Excerpted records:
Start

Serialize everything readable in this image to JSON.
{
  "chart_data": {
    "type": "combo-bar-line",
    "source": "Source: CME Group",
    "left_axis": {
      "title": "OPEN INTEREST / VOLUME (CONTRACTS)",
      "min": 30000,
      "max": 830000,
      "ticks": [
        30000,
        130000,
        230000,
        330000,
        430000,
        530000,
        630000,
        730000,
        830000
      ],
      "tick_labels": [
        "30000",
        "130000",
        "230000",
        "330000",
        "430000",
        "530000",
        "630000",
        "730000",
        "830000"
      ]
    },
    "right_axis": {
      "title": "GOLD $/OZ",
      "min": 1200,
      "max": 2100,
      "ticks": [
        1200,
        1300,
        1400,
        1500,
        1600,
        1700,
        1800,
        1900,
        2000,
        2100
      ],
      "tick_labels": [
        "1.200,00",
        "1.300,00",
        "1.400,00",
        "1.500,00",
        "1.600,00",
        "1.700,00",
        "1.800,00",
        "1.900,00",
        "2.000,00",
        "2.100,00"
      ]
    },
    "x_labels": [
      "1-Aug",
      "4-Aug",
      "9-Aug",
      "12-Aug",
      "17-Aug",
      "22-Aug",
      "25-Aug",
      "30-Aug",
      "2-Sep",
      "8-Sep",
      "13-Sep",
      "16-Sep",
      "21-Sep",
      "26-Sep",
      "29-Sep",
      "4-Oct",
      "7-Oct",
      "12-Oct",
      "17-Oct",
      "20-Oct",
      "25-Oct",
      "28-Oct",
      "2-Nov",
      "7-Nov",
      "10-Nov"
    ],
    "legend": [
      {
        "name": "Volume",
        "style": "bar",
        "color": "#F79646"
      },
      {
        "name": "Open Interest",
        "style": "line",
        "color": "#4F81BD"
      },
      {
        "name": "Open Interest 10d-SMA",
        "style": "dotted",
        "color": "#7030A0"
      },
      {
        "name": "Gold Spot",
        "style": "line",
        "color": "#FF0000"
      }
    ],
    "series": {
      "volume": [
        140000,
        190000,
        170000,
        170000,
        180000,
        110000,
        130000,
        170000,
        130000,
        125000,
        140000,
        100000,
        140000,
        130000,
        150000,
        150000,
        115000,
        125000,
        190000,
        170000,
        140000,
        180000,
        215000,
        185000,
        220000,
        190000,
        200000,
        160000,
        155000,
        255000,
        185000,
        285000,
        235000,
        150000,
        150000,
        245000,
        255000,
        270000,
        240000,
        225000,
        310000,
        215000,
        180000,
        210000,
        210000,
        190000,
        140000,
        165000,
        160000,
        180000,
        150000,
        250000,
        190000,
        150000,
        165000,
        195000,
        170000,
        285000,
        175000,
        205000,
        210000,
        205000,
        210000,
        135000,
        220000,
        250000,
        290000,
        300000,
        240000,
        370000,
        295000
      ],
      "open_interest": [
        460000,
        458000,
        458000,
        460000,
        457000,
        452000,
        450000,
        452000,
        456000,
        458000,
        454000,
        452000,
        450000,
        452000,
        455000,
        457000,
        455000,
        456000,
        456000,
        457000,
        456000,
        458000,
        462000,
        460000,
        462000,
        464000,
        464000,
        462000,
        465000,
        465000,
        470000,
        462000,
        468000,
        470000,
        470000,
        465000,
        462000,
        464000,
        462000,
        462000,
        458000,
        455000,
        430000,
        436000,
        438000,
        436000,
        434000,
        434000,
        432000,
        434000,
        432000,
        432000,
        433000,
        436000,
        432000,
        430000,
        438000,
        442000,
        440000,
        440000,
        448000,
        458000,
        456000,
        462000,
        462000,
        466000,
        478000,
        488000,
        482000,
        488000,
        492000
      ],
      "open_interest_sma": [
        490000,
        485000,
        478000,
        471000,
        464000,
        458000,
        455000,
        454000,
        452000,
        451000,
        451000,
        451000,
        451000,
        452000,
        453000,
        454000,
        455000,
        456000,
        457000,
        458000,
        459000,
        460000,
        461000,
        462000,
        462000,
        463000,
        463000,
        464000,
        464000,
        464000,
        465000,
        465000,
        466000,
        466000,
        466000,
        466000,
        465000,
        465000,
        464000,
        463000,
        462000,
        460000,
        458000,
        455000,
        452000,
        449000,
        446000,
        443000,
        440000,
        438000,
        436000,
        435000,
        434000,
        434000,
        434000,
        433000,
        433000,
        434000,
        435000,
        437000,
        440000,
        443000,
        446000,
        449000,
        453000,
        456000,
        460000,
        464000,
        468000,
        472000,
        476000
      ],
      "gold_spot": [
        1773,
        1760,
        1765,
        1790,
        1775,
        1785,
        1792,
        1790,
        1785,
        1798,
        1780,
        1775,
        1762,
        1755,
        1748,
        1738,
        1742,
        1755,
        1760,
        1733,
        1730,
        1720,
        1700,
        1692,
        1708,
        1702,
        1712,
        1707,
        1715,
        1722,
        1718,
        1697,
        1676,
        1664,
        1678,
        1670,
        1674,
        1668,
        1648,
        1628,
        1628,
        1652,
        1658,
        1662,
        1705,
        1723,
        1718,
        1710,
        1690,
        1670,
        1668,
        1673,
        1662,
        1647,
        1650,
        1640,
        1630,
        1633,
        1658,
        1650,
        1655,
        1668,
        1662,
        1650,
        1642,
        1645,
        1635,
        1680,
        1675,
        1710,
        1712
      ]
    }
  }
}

End

Aim of the exercise: Write out every line of the material again, exactly as it reads.

Expected output:
Serialize everything readable in this image to JSON.
{
  "chart_data": {
    "type": "combo-bar-line",
    "source": "Source: CME Group",
    "left_axis": {
      "title": "OPEN INTEREST / VOLUME (CONTRACTS)",
      "min": 30000,
      "max": 830000,
      "ticks": [
        30000,
        130000,
        230000,
        330000,
        430000,
        530000,
        630000,
        730000,
        830000
      ],
      "tick_labels": [
        "30000",
        "130000",
        "230000",
        "330000",
        "430000",
        "530000",
        "630000",
        "730000",
        "830000"
      ]
    },
    "right_axis": {
      "title": "GOLD $/OZ",
      "min": 1200,
      "max": 2100,
      "ticks": [
        1200,
        1300,
        1400,
        1500,
        1600,
        1700,
        1800,
        1900,
        2000,
        2100
      ],
      "tick_labels": [
        "1.200,00",
        "1.300,00",
        "1.400,00",
        "1.500,00",
        "1.600,00",
        "1.700,00",
        "1.800,00",
        "1.900,00",
        "2.000,00",
        "2.100,00"
      ]
    },
    "x_labels": [
      "1-Aug",
      "4-Aug",
      "9-Aug",
      "12-Aug",
      "17-Aug",
      "22-Aug",
      "25-Aug",
      "30-Aug",
      "2-Sep",
      "8-Sep",
      "13-Sep",
      "16-Sep",
      "21-Sep",
      "26-Sep",
      "29-Sep",
      "4-Oct",
      "7-Oct",
      "12-Oct",
      "17-Oct",
      "20-Oct",
      "25-Oct",
      "28-Oct",
      "2-Nov",
      "7-Nov",
      "10-Nov"
    ],
    "legend": [
      {
        "name": "Volume",
        "style": "bar",
        "color": "#F79646"
      },
      {
        "name": "Open Interest",
        "style": "line",
        "color": "#4F81BD"
      },
      {
        "name": "Open Interest 10d-SMA",
        "style": "dotted",
        "color": "#7030A0"
      },
      {
        "name": "Gold Spot",
        "style": "line",
        "color": "#FF0000"
      }
    ],
    "series": {
      "volume": [
        140000,
        190000,
        170000,
        170000,
        180000,
        110000,
        130000,
        170000,
        130000,
        125000,
        140000,
        100000,
        140000,
        130000,
        150000,
        150000,
        115000,
        125000,
        190000,
        170000,
        140000,
        180000,
        215000,
        185000,
        220000,
        190000,
        200000,
        160000,
        155000,
        255000,
        185000,
        285000,
        235000,
        150000,
        150000,
        245000,
        255000,
        270000,
        240000,
        225000,
        310000,
        215000,
        180000,
        210000,
        210000,
        190000,
        140000,
        165000,
        160000,
        180000,
        150000,
        250000,
        190000,
        150000,
        165000,
        195000,
        170000,
        285000,
        175000,
        205000,
        210000,
        205000,
        210000,
        135000,
        220000,
        250000,
        290000,
        300000,
        240000,
        370000,
        295000
      ],
      "open_interest": [
        460000,
        458000,
        458000,
        460000,
        457000,
        452000,
        450000,
        452000,
        456000,
        458000,
        454000,
        452000,
        450000,
        452000,
        455000,
        457000,
        455000,
        456000,
        456000,
        457000,
        456000,
        458000,
        462000,
        460000,
        462000,
        464000,
        464000,
        462000,
        465000,
        465000,
        470000,
        462000,
        468000,
        470000,
        470000,
        465000,
        462000,
        464000,
        462000,
        462000,
        458000,
        455000,
        430000,
        436000,
        438000,
        436000,
        434000,
        434000,
        432000,
        434000,
        432000,
        432000,
        433000,
        436000,
        432000,
        430000,
        438000,
        442000,
        440000,
        440000,
        448000,
        458000,
        456000,
        462000,
        462000,
        466000,
        478000,
        488000,
        482000,
        488000,
        492000
      ],
      "open_interest_sma": [
        490000,
        485000,
        478000,
        471000,
        464000,
        458000,
        455000,
        454000,
        452000,
        451000,
        451000,
        451000,
        451000,
        452000,
        453000,
        454000,
        455000,
        456000,
        457000,
        458000,
        459000,
        460000,
        461000,
        462000,
        462000,
        463000,
        463000,
        464000,
        464000,
        464000,
        465000,
        465000,
        466000,
        466000,
        466000,
        466000,
        465000,
        465000,
        464000,
        463000,
        462000,
        460000,
        458000,
        455000,
        452000,
        449000,
        446000,
        443000,
        440000,
        438000,
        436000,
        435000,
        434000,
        434000,
        434000,
        433000,
        433000,
        434000,
        435000,
        437000,
        440000,
        443000,
        446000,
        449000,
        453000,
        456000,
        460000,
        464000,
        468000,
        472000,
        476000
      ],
      "gold_spot": [
        1773,
        1760,
        1765,
        1790,
        1775,
        1785,
        1792,
        1790,
        1785,
        1798,
        1780,
        1775,
        1762,
        1755,
        1748,
        1738,
        1742,
        1755,
        1760,
        1733,
        1730,
        1720,
        1700,
        1692,
        1708,
        1702,
        1712,
        1707,
        1715,
        1722,
        1718,
        1697,
        1676,
        1664,
        1678,
        1670,
        1674,
        1668,
        1648,
        1628,
        1628,
        1652,
        1658,
        1662,
        1705,
        1723,
        1718,
        1710,
        1690,
        1670,
        1668,
        1673,
        1662,
        1647,
        1650,
        1640,
        1630,
        1633,
        1658,
        1650,
        1655,
        1668,
        1662,
        1650,
        1642,
        1645,
        1635,
        1680,
        1675,
        1710,
        1712
      ]
    }
  }
}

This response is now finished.